■ **Your objective**: Set down every entry word for word. Omit the pictures.

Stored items
--------------------
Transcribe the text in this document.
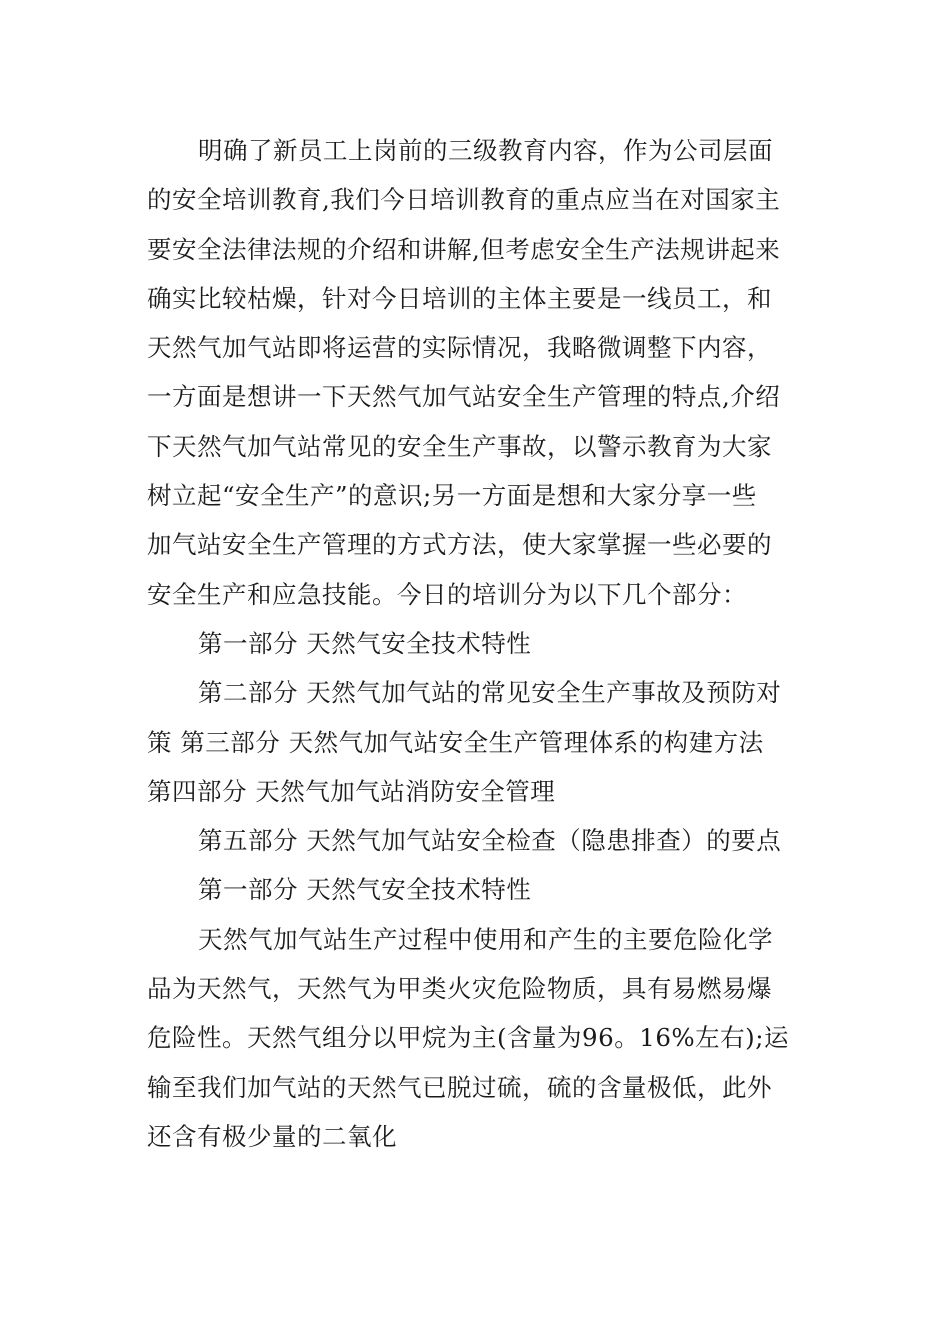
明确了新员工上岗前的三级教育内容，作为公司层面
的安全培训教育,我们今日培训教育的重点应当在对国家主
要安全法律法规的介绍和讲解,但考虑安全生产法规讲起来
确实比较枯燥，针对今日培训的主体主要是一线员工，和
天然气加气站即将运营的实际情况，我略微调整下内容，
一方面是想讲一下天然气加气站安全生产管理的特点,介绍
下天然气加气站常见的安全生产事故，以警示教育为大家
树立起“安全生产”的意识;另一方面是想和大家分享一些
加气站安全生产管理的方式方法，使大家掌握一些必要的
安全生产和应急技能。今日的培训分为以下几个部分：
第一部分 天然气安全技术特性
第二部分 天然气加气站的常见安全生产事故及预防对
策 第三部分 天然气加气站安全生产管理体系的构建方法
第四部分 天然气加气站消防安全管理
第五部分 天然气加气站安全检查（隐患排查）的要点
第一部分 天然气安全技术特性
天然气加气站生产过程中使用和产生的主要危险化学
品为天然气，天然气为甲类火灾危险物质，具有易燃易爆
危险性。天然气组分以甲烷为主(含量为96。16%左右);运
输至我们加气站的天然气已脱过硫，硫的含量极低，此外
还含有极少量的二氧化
--------------------
■ **Task result**:
Transcribe the text in this document.
明确了新员工上岗前的三级教育内容，作为公司层面
的安全培训教育,我们今日培训教育的重点应当在对国家主
要安全法律法规的介绍和讲解,但考虑安全生产法规讲起来
确实比较枯燥，针对今日培训的主体主要是一线员工，和
天然气加气站即将运营的实际情况，我略微调整下内容，
一方面是想讲一下天然气加气站安全生产管理的特点,介绍
下天然气加气站常见的安全生产事故，以警示教育为大家
树立起“安全生产”的意识;另一方面是想和大家分享一些
加气站安全生产管理的方式方法，使大家掌握一些必要的
安全生产和应急技能。今日的培训分为以下几个部分：
第一部分 天然气安全技术特性
第二部分 天然气加气站的常见安全生产事故及预防对
策 第三部分 天然气加气站安全生产管理体系的构建方法
第四部分 天然气加气站消防安全管理
第五部分 天然气加气站安全检查（隐患排查）的要点
第一部分 天然气安全技术特性
天然气加气站生产过程中使用和产生的主要危险化学
品为天然气，天然气为甲类火灾危险物质，具有易燃易爆
危险性。天然气组分以甲烷为主(含量为96。16%左右);运
输至我们加气站的天然气已脱过硫，硫的含量极低，此外
还含有极少量的二氧化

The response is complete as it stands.